Task instructions. From the listing below, copy every line with the word "Your".

Excerpted data.
------------

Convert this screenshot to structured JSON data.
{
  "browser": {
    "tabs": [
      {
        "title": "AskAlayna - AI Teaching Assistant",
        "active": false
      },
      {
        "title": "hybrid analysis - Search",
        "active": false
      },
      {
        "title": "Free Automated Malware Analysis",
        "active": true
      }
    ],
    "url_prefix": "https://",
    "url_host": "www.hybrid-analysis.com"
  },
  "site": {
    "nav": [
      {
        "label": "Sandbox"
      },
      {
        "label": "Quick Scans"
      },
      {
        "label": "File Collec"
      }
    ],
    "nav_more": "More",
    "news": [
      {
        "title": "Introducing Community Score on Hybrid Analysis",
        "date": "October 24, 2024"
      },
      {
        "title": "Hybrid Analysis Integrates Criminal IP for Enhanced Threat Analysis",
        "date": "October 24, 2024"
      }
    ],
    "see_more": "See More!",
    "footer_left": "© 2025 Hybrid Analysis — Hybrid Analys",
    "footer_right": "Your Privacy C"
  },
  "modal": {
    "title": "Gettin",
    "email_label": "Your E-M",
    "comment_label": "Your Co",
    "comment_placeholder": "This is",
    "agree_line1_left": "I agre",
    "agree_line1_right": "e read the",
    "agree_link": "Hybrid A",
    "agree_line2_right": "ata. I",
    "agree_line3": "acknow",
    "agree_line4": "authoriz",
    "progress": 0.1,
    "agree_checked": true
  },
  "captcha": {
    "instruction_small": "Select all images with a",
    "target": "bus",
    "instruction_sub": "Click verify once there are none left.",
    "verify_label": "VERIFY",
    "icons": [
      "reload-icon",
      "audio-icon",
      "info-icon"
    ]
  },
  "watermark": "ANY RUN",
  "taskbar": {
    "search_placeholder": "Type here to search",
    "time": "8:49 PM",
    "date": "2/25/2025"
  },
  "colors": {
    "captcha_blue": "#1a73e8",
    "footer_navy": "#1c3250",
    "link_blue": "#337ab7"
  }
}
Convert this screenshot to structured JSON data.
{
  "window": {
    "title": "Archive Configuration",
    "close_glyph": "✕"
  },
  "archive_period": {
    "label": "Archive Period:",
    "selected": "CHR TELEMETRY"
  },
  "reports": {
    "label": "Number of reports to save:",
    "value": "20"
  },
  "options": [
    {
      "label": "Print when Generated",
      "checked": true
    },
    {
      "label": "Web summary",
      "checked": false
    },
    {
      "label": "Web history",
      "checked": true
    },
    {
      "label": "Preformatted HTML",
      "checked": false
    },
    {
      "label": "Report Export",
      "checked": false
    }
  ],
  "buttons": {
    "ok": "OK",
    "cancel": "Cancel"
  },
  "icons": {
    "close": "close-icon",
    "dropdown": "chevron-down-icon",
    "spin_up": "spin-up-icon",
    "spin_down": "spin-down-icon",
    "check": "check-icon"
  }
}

------------

Solved problem.
    "footer_right": "Your Privacy C"
    "email_label": "Your E-M",
    "comment_label": "Your Co",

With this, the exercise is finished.